■ Aim of the exercise
Pictures in the records should not be copied, but every other part must be repeated exactly.

-------- Supplied entries --------

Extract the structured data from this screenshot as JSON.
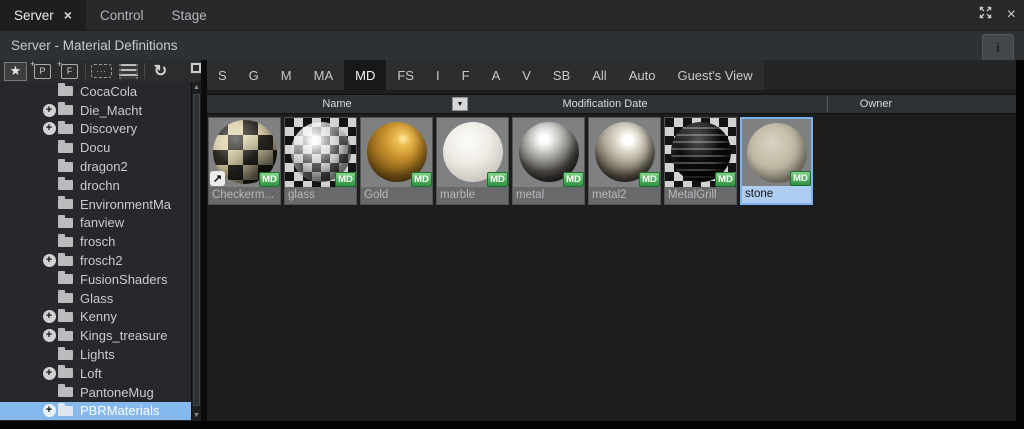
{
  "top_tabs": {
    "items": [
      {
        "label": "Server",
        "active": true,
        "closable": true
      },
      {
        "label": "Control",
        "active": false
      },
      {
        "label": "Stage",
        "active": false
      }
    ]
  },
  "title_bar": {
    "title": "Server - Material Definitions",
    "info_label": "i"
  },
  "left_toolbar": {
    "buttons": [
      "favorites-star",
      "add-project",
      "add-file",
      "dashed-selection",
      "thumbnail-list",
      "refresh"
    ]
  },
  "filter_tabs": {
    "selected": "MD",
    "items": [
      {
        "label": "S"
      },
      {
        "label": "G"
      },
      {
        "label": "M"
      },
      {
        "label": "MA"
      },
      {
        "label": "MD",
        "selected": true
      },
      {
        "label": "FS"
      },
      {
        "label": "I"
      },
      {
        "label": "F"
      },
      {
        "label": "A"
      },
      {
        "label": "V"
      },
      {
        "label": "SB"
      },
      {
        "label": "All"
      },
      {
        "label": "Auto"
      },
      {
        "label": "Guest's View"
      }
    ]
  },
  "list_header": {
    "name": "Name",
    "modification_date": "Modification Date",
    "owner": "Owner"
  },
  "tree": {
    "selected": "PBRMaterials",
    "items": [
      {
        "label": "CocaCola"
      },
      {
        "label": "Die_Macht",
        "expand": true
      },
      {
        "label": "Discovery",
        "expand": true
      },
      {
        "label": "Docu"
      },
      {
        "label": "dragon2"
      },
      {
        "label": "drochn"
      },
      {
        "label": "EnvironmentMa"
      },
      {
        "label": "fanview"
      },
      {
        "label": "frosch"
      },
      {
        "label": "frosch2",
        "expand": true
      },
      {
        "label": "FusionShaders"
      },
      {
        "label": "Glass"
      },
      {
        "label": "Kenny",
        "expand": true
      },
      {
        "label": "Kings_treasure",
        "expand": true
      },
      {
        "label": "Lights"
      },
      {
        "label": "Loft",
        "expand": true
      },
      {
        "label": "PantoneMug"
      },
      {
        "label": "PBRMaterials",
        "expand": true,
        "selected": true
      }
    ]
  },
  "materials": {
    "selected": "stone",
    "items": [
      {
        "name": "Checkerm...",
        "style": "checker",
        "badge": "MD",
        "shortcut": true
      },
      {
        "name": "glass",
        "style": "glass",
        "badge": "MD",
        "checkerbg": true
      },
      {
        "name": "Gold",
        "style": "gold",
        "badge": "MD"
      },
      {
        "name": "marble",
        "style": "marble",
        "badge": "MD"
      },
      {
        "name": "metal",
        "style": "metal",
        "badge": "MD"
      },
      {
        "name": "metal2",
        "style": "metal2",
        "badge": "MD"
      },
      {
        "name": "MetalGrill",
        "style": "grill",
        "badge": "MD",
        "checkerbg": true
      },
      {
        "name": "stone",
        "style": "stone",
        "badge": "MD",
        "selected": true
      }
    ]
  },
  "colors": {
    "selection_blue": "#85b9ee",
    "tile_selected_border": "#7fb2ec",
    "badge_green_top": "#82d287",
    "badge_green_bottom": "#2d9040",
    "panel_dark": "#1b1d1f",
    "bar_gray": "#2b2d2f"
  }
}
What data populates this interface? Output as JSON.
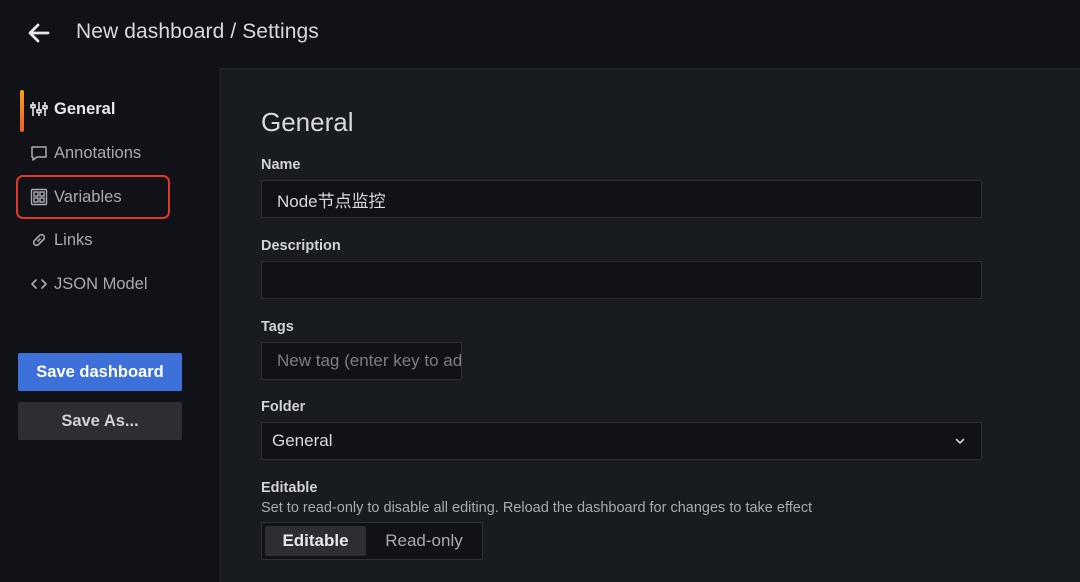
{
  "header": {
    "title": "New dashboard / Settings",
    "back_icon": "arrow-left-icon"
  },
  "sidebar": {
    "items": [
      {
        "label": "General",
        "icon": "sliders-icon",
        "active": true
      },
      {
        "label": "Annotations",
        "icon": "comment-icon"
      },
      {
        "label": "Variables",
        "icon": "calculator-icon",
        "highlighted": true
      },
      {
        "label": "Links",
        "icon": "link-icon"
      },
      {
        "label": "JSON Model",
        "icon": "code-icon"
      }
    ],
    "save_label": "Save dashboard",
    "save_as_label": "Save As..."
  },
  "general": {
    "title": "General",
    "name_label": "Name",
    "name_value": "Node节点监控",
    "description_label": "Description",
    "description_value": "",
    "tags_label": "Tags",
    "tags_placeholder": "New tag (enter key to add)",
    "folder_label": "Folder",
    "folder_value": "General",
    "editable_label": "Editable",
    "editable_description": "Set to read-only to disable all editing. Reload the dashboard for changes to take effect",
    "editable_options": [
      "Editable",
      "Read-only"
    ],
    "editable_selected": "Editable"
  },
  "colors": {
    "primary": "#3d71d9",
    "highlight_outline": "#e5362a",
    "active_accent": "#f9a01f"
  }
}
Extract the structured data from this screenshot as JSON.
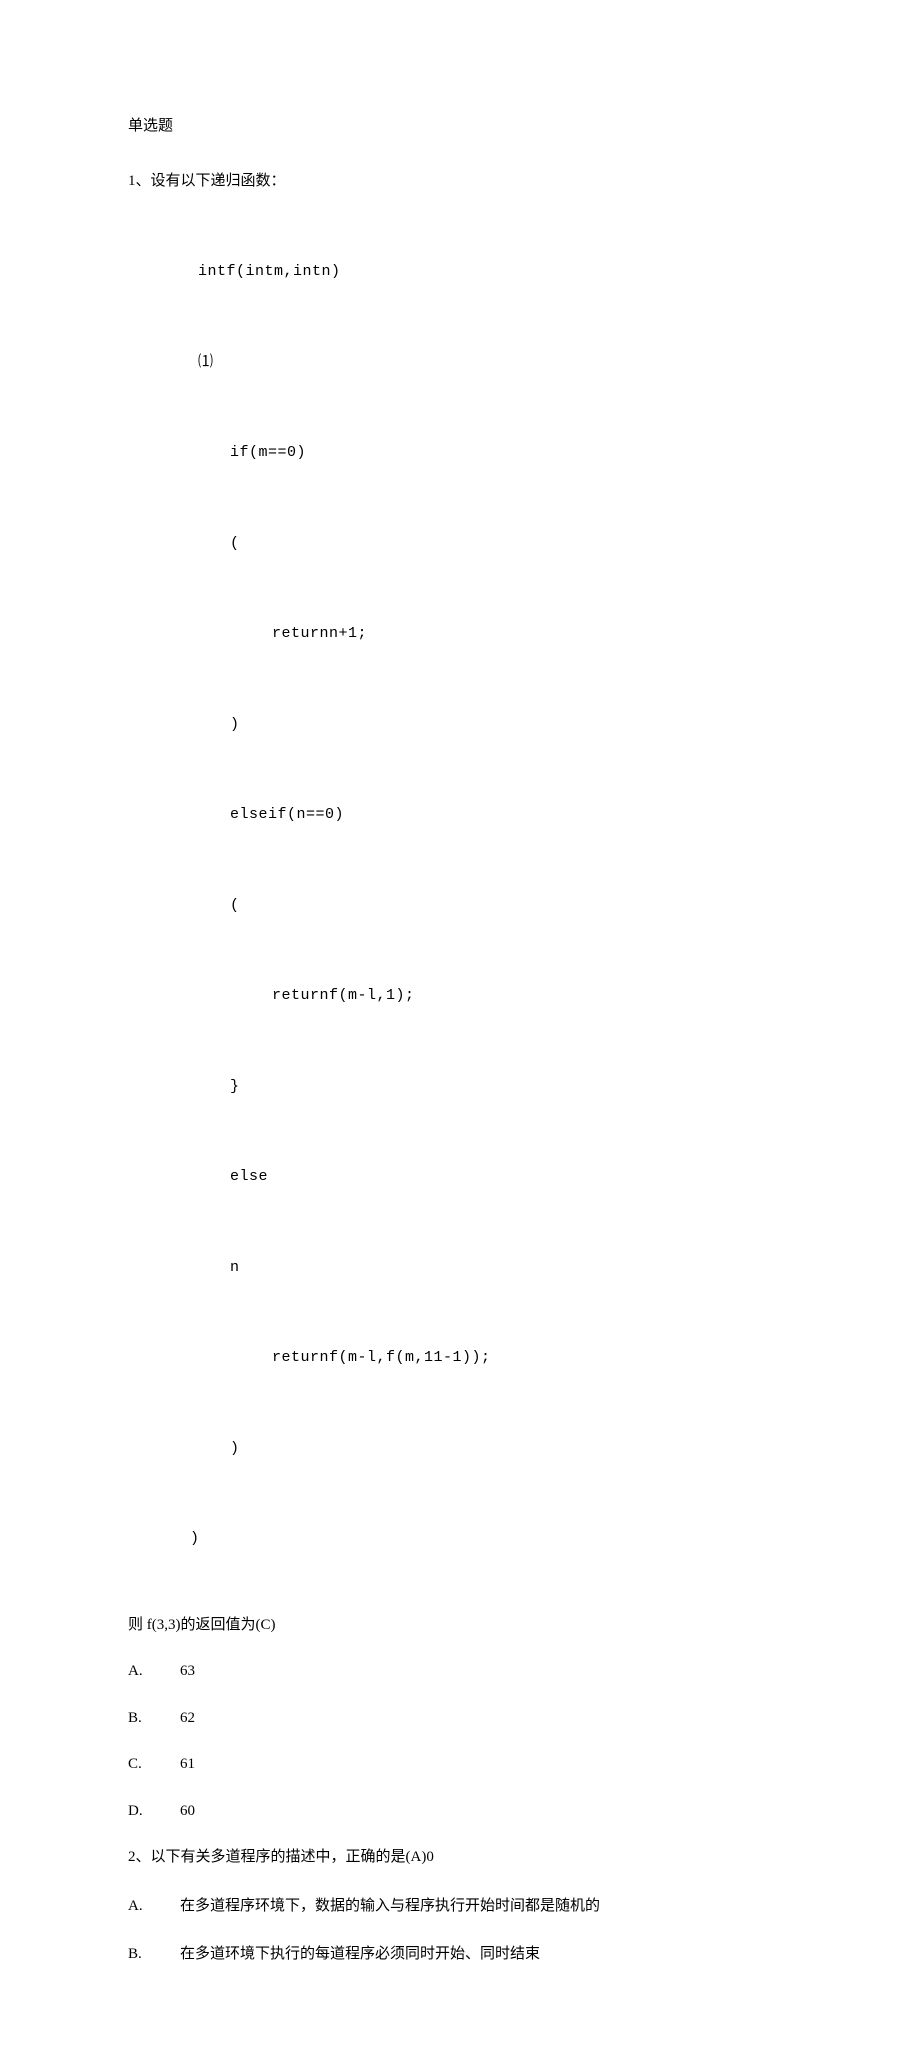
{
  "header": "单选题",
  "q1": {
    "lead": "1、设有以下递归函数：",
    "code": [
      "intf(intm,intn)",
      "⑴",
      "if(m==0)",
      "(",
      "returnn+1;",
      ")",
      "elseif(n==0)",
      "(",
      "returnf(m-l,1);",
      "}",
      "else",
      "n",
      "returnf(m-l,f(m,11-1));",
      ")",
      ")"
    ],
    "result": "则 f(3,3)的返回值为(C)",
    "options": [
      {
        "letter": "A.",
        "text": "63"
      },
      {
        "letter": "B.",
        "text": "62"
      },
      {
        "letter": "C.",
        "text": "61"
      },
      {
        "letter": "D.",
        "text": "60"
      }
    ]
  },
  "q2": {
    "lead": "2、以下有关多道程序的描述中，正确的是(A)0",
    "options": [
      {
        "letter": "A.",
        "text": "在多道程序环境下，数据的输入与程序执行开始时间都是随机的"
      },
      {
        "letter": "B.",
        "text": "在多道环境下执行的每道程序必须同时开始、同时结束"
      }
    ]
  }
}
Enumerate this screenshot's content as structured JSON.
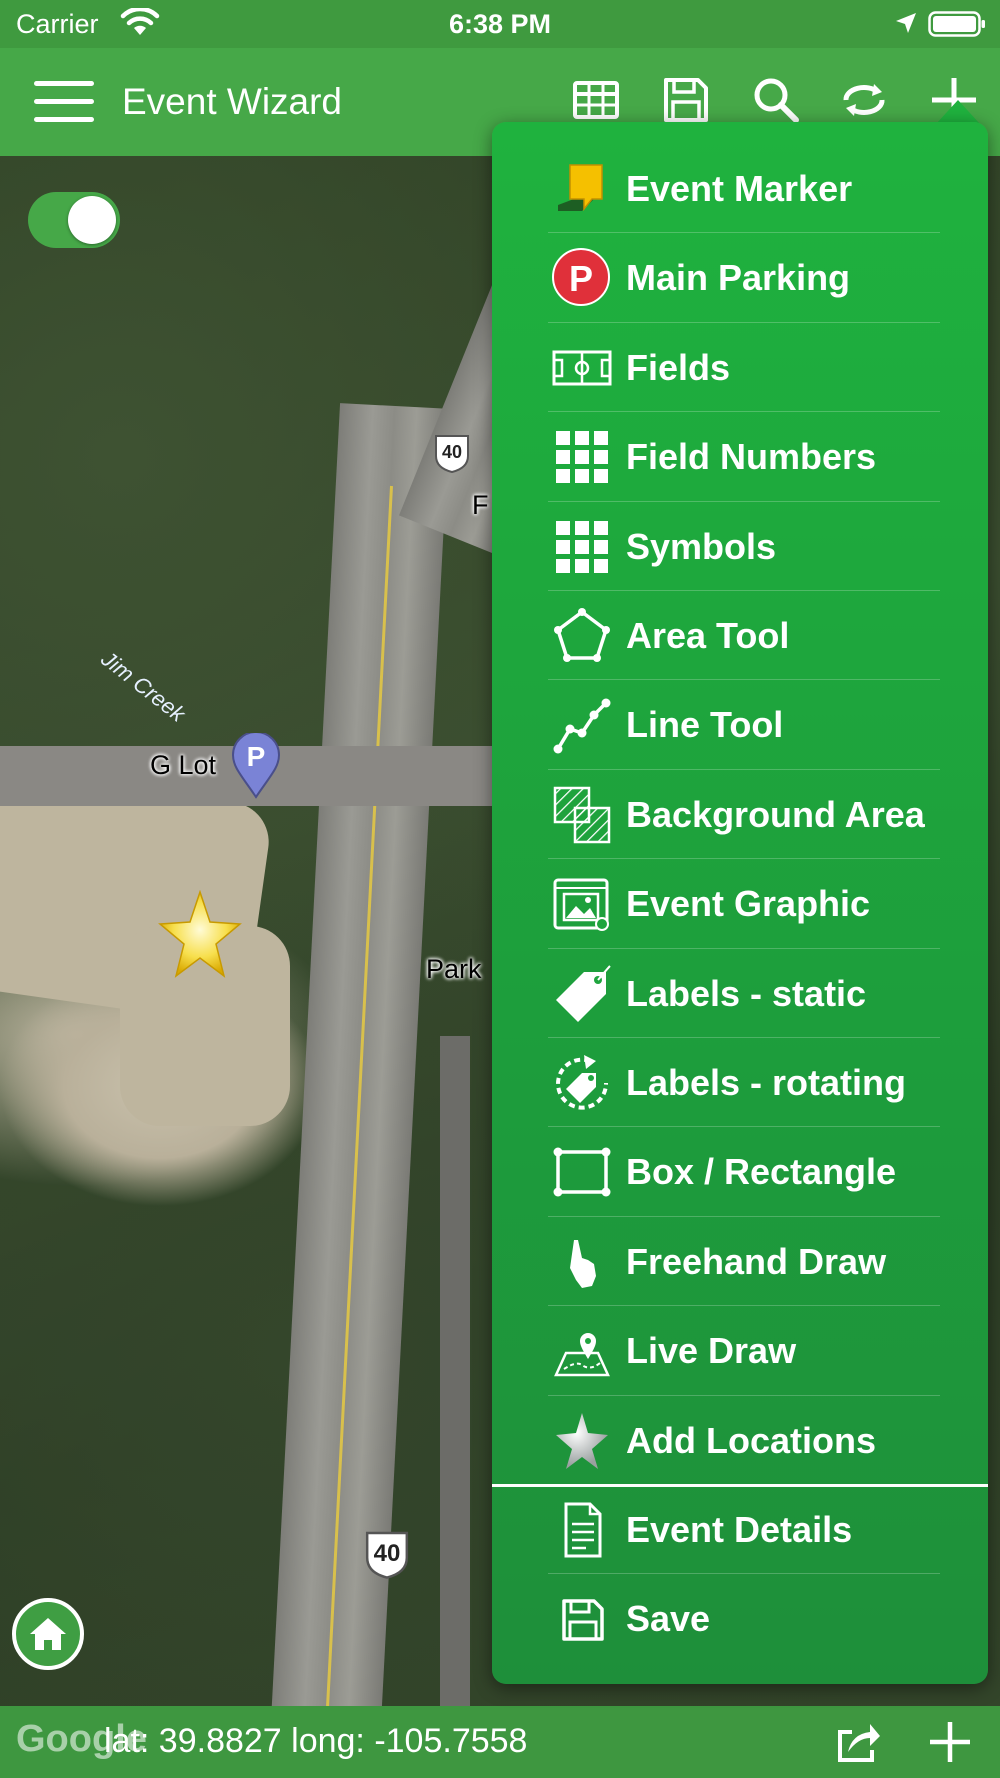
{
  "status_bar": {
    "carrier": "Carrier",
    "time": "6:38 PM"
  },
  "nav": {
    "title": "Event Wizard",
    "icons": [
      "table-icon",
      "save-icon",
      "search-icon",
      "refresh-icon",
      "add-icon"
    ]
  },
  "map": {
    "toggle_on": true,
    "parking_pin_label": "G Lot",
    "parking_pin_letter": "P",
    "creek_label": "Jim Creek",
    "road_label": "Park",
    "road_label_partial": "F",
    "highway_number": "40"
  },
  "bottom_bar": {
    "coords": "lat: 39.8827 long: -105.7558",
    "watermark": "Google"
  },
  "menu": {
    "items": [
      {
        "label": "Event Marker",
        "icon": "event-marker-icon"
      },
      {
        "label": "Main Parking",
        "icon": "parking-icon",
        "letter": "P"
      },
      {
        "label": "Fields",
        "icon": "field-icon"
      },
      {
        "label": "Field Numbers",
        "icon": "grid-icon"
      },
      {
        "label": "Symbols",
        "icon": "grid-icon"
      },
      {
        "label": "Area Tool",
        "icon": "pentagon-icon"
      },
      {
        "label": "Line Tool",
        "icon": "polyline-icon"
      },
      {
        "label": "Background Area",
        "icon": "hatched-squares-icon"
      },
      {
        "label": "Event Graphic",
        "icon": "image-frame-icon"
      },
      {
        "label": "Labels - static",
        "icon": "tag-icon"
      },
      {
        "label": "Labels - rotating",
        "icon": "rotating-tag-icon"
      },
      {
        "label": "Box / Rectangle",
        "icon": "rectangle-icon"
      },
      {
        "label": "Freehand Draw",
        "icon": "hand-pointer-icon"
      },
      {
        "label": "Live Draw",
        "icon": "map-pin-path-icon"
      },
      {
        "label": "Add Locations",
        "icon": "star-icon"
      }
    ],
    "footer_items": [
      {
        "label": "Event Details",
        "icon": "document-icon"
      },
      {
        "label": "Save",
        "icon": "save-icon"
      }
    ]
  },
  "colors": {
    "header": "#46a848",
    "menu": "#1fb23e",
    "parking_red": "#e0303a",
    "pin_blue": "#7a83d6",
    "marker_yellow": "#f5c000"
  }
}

--------

■ Expected answer
Extract the structured data from this screenshot as JSON.
{
  "top_tabs": {
    "items": [
      {
        "label": "Server",
        "active": true,
        "closable": true
      },
      {
        "label": "Control",
        "active": false
      },
      {
        "label": "Stage",
        "active": false
      }
    ]
  },
  "title_bar": {
    "title": "Server - Material Definitions",
    "info_label": "i"
  },
  "left_toolbar": {
    "buttons": [
      "favorites-star",
      "add-project",
      "add-file",
      "dashed-selection",
      "thumbnail-list",
      "refresh"
    ]
  },
  "filter_tabs": {
    "selected": "MD",
    "items": [
      {
        "label": "S"
      },
      {
        "label": "G"
      },
      {
        "label": "M"
      },
      {
        "label": "MA"
      },
      {
        "label": "MD",
        "selected": true
      },
      {
        "label": "FS"
      },
      {
        "label": "I"
      },
      {
        "label": "F"
      },
      {
        "label": "A"
      },
      {
        "label": "V"
      },
      {
        "label": "SB"
      },
      {
        "label": "All"
      },
      {
        "label": "Auto"
      },
      {
        "label": "Guest's View"
      }
    ]
  },
  "list_header": {
    "name": "Name",
    "modification_date": "Modification Date",
    "owner": "Owner"
  },
  "tree": {
    "selected": "PBRMaterials",
    "items": [
      {
        "label": "CocaCola"
      },
      {
        "label": "Die_Macht",
        "expand": true
      },
      {
        "label": "Discovery",
        "expand": true
      },
      {
        "label": "Docu"
      },
      {
        "label": "dragon2"
      },
      {
        "label": "drochn"
      },
      {
        "label": "EnvironmentMa"
      },
      {
        "label": "fanview"
      },
      {
        "label": "frosch"
      },
      {
        "label": "frosch2",
        "expand": true
      },
      {
        "label": "FusionShaders"
      },
      {
        "label": "Glass"
      },
      {
        "label": "Kenny",
        "expand": true
      },
      {
        "label": "Kings_treasure",
        "expand": true
      },
      {
        "label": "Lights"
      },
      {
        "label": "Loft",
        "expand": true
      },
      {
        "label": "PantoneMug"
      },
      {
        "label": "PBRMaterials",
        "expand": true,
        "selected": true
      }
    ]
  },
  "materials": {
    "selected": "stone",
    "items": [
      {
        "name": "Checkerm...",
        "style": "checker",
        "badge": "MD",
        "shortcut": true
      },
      {
        "name": "glass",
        "style": "glass",
        "badge": "MD",
        "checkerbg": true
      },
      {
        "name": "Gold",
        "style": "gold",
        "badge": "MD"
      },
      {
        "name": "marble",
        "style": "marble",
        "badge": "MD"
      },
      {
        "name": "metal",
        "style": "metal",
        "badge": "MD"
      },
      {
        "name": "metal2",
        "style": "metal2",
        "badge": "MD"
      },
      {
        "name": "MetalGrill",
        "style": "grill",
        "badge": "MD",
        "checkerbg": true
      },
      {
        "name": "stone",
        "style": "stone",
        "badge": "MD",
        "selected": true
      }
    ]
  },
  "colors": {
    "selection_blue": "#85b9ee",
    "tile_selected_border": "#7fb2ec",
    "badge_green_top": "#82d287",
    "badge_green_bottom": "#2d9040",
    "panel_dark": "#1b1d1f",
    "bar_gray": "#2b2d2f"
  }
}
What data populates this interface? Output as JSON.
{
  "header": {
    "title": "New dashboard / Settings",
    "back_icon": "arrow-left-icon"
  },
  "sidebar": {
    "items": [
      {
        "label": "General",
        "icon": "sliders-icon",
        "active": true
      },
      {
        "label": "Annotations",
        "icon": "comment-icon"
      },
      {
        "label": "Variables",
        "icon": "calculator-icon",
        "highlighted": true
      },
      {
        "label": "Links",
        "icon": "link-icon"
      },
      {
        "label": "JSON Model",
        "icon": "code-icon"
      }
    ],
    "save_label": "Save dashboard",
    "save_as_label": "Save As..."
  },
  "general": {
    "title": "General",
    "name_label": "Name",
    "name_value": "Node节点监控",
    "description_label": "Description",
    "description_value": "",
    "tags_label": "Tags",
    "tags_placeholder": "New tag (enter key to add)",
    "folder_label": "Folder",
    "folder_value": "General",
    "editable_label": "Editable",
    "editable_description": "Set to read-only to disable all editing. Reload the dashboard for changes to take effect",
    "editable_options": [
      "Editable",
      "Read-only"
    ],
    "editable_selected": "Editable"
  },
  "colors": {
    "primary": "#3d71d9",
    "highlight_outline": "#e5362a",
    "active_accent": "#f9a01f"
  }
}
Extract the structured data from this screenshot as JSON.
{
  "header": "单选题",
  "q1": {
    "lead": "1、设有以下递归函数：",
    "code": [
      "intf(intm,intn)",
      "⑴",
      "if(m==0)",
      "(",
      "returnn+1;",
      ")",
      "elseif(n==0)",
      "(",
      "returnf(m-l,1);",
      "}",
      "else",
      "n",
      "returnf(m-l,f(m,11-1));",
      ")",
      ")"
    ],
    "result": "则 f(3,3)的返回值为(C)",
    "options": [
      {
        "letter": "A.",
        "text": "63"
      },
      {
        "letter": "B.",
        "text": "62"
      },
      {
        "letter": "C.",
        "text": "61"
      },
      {
        "letter": "D.",
        "text": "60"
      }
    ]
  },
  "q2": {
    "lead": "2、以下有关多道程序的描述中，正确的是(A)0",
    "options": [
      {
        "letter": "A.",
        "text": "在多道程序环境下，数据的输入与程序执行开始时间都是随机的"
      },
      {
        "letter": "B.",
        "text": "在多道环境下执行的每道程序必须同时开始、同时结束"
      }
    ]
  }
}
Enumerate this screenshot's content as structured JSON.
{
  "status_bar": {
    "carrier": "Carrier",
    "time": "6:38 PM"
  },
  "nav": {
    "title": "Event Wizard",
    "icons": [
      "table-icon",
      "save-icon",
      "search-icon",
      "refresh-icon",
      "add-icon"
    ]
  },
  "map": {
    "toggle_on": true,
    "parking_pin_label": "G Lot",
    "parking_pin_letter": "P",
    "creek_label": "Jim Creek",
    "road_label": "Park",
    "road_label_partial": "F",
    "highway_number": "40"
  },
  "bottom_bar": {
    "coords": "lat: 39.8827 long: -105.7558",
    "watermark": "Google"
  },
  "menu": {
    "items": [
      {
        "label": "Event Marker",
        "icon": "event-marker-icon"
      },
      {
        "label": "Main Parking",
        "icon": "parking-icon",
        "letter": "P"
      },
      {
        "label": "Fields",
        "icon": "field-icon"
      },
      {
        "label": "Field Numbers",
        "icon": "grid-icon"
      },
      {
        "label": "Symbols",
        "icon": "grid-icon"
      },
      {
        "label": "Area Tool",
        "icon": "pentagon-icon"
      },
      {
        "label": "Line Tool",
        "icon": "polyline-icon"
      },
      {
        "label": "Background Area",
        "icon": "hatched-squares-icon"
      },
      {
        "label": "Event Graphic",
        "icon": "image-frame-icon"
      },
      {
        "label": "Labels - static",
        "icon": "tag-icon"
      },
      {
        "label": "Labels - rotating",
        "icon": "rotating-tag-icon"
      },
      {
        "label": "Box / Rectangle",
        "icon": "rectangle-icon"
      },
      {
        "label": "Freehand Draw",
        "icon": "hand-pointer-icon"
      },
      {
        "label": "Live Draw",
        "icon": "map-pin-path-icon"
      },
      {
        "label": "Add Locations",
        "icon": "star-icon"
      }
    ],
    "footer_items": [
      {
        "label": "Event Details",
        "icon": "document-icon"
      },
      {
        "label": "Save",
        "icon": "save-icon"
      }
    ]
  },
  "colors": {
    "header": "#46a848",
    "menu": "#1fb23e",
    "parking_red": "#e0303a",
    "pin_blue": "#7a83d6",
    "marker_yellow": "#f5c000"
  }
}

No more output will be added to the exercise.